Raw records:
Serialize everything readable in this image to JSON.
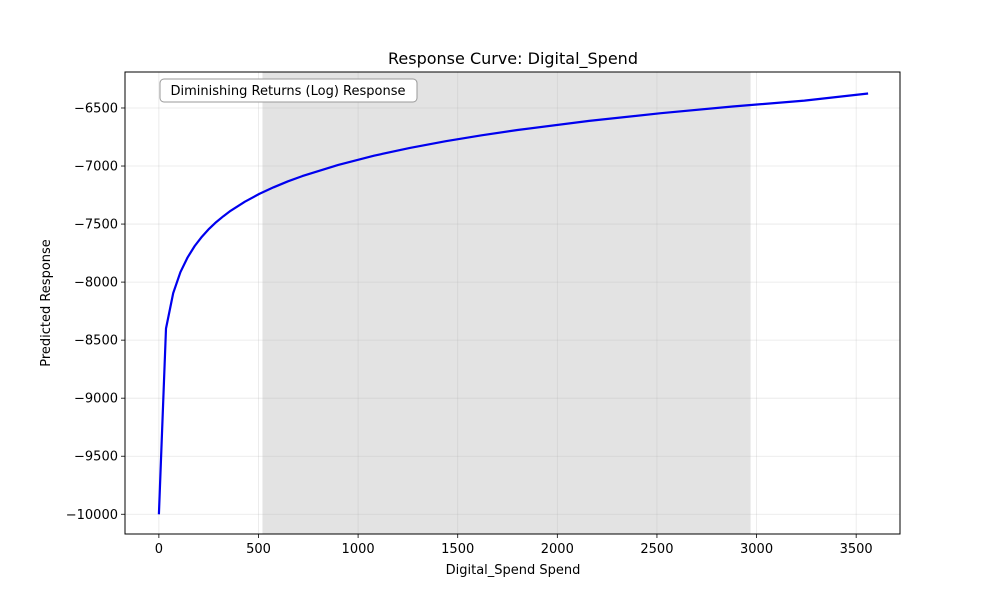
{
  "chart_data": {
    "type": "line",
    "title": "Response Curve: Digital_Spend",
    "xlabel": "Digital_Spend Spend",
    "ylabel": "Predicted Response",
    "xlim": [
      -170,
      3720
    ],
    "ylim": [
      -10170,
      -6190
    ],
    "x_ticks": [
      0,
      500,
      1000,
      1500,
      2000,
      2500,
      3000,
      3500
    ],
    "y_ticks": [
      -10000,
      -9500,
      -9000,
      -8500,
      -8000,
      -7500,
      -7000,
      -6500
    ],
    "x_tick_labels": [
      "0",
      "500",
      "1000",
      "1500",
      "2000",
      "2500",
      "3000",
      "3500"
    ],
    "y_tick_labels": [
      "−10000",
      "−9500",
      "−9000",
      "−8500",
      "−8000",
      "−7500",
      "−7000",
      "−6500"
    ],
    "grid": true,
    "shaded_region": {
      "x_start": 520,
      "x_end": 2970,
      "color": "#e3e3e3"
    },
    "annotation": "Diminishing Returns (Log) Response",
    "series": [
      {
        "color": "#0000ee",
        "x": [
          0,
          36,
          72,
          108,
          144,
          180,
          216,
          252,
          288,
          324,
          360,
          432,
          504,
          576,
          648,
          720,
          900,
          1080,
          1260,
          1440,
          1620,
          1800,
          2160,
          2520,
          2880,
          3240,
          3560
        ],
        "y": [
          -10000,
          -8400,
          -8095,
          -7915,
          -7787,
          -7689,
          -7609,
          -7541,
          -7483,
          -7432,
          -7386,
          -7307,
          -7240,
          -7183,
          -7132,
          -7087,
          -6990,
          -6911,
          -6844,
          -6786,
          -6735,
          -6690,
          -6611,
          -6545,
          -6487,
          -6436,
          -6375
        ]
      }
    ]
  }
}
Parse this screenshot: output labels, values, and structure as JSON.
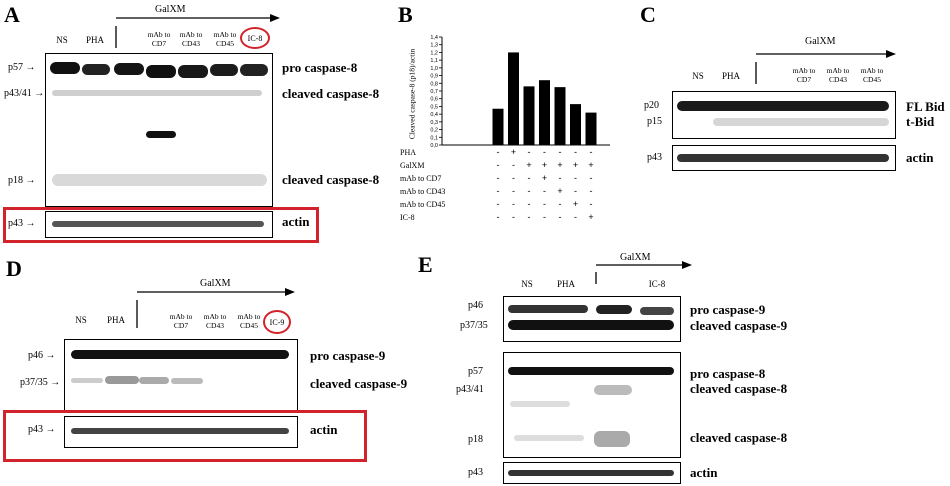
{
  "panelA": {
    "letter": "A",
    "lanes": [
      "NS",
      "PHA",
      "mAb to CD7",
      "mAb to CD43",
      "mAb to CD45",
      "IC-8"
    ],
    "galxm": "GalXM",
    "markers": {
      "p57": "p57 →",
      "p43_41": "p43/41 →",
      "p18": "p18 →",
      "p43": "p43 →"
    },
    "labels": {
      "pro": "pro caspase-8",
      "cleaved1": "cleaved caspase-8",
      "cleaved2": "cleaved caspase-8",
      "actin": "actin"
    }
  },
  "panelB": {
    "letter": "B",
    "ylabel": "Cleaved caspase-8 (p18)/actin",
    "rows": [
      {
        "label": "PHA",
        "signs": [
          "-",
          "+",
          "-",
          "-",
          "-",
          "-",
          "-"
        ]
      },
      {
        "label": "GalXM",
        "signs": [
          "-",
          "-",
          "+",
          "+",
          "+",
          "+",
          "+"
        ]
      },
      {
        "label": "mAb to CD7",
        "signs": [
          "-",
          "-",
          "-",
          "+",
          "-",
          "-",
          "-"
        ]
      },
      {
        "label": "mAb to CD43",
        "signs": [
          "-",
          "-",
          "-",
          "-",
          "+",
          "-",
          "-"
        ]
      },
      {
        "label": "mAb to CD45",
        "signs": [
          "-",
          "-",
          "-",
          "-",
          "-",
          "+",
          "-"
        ]
      },
      {
        "label": "IC-8",
        "signs": [
          "-",
          "-",
          "-",
          "-",
          "-",
          "-",
          "+"
        ]
      }
    ]
  },
  "panelC": {
    "letter": "C",
    "lanes": [
      "NS",
      "PHA",
      "mAb to CD7",
      "mAb to CD43",
      "mAb to CD45"
    ],
    "galxm": "GalXM",
    "markers": {
      "p20": "p20",
      "p15": "p15",
      "p43": "p43"
    },
    "labels": {
      "flbid": "FL Bid",
      "tbid": "t-Bid",
      "actin": "actin"
    }
  },
  "panelD": {
    "letter": "D",
    "lanes": [
      "NS",
      "PHA",
      "mAb to CD7",
      "mAb to CD43",
      "mAb to CD45",
      "IC-9"
    ],
    "galxm": "GalXM",
    "markers": {
      "p46": "p46 →",
      "p37_35": "p37/35 →",
      "p43": "p43 →"
    },
    "labels": {
      "pro": "pro caspase-9",
      "cleaved": "cleaved caspase-9",
      "actin": "actin"
    }
  },
  "panelE": {
    "letter": "E",
    "lanes": [
      "NS",
      "PHA",
      "IC-8"
    ],
    "galxm": "GalXM",
    "markers": {
      "p46": "p46",
      "p37_35": "p37/35",
      "p57": "p57",
      "p43_41": "p43/41",
      "p18": "p18",
      "p43": "p43"
    },
    "labels": {
      "pro9": "pro caspase-9",
      "cleaved9": "cleaved caspase-9",
      "pro8": "pro caspase-8",
      "cleaved8a": "cleaved caspase-8",
      "cleaved8b": "cleaved caspase-8",
      "actin": "actin"
    }
  },
  "chart_data": {
    "type": "bar",
    "title": "",
    "xlabel": "",
    "ylabel": "Cleaved caspase-8 (p18)/actin",
    "ylim": [
      0,
      1.4
    ],
    "yticks": [
      "0,0",
      "0,2",
      "0,4",
      "0,6",
      "0,8",
      "1,0",
      "1,2",
      "1,4"
    ],
    "ytick_values": [
      0,
      0.2,
      0.4,
      0.6,
      0.8,
      1.0,
      1.2,
      1.4
    ],
    "ytick_minor": [
      0.1,
      0.3,
      0.5,
      0.7,
      0.9,
      1.1,
      1.3
    ],
    "ytick_minor_labels": [
      "0,1",
      "0,3",
      "0,5",
      "0,7",
      "0,9",
      "1,1",
      "1,3"
    ],
    "categories": [
      "NS",
      "PHA",
      "GalXM",
      "GalXM+CD7",
      "GalXM+CD43",
      "GalXM+CD45",
      "GalXM+IC-8"
    ],
    "values": [
      0.47,
      1.2,
      0.76,
      0.84,
      0.75,
      0.53,
      0.42
    ]
  }
}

Stated problem: In the entries above, locate every line with the word "JSON" and copy it.

Written answer:
Serialize everything readable in this image to JSON.
Parse this screenshot: output labels, values, and structure as JSON.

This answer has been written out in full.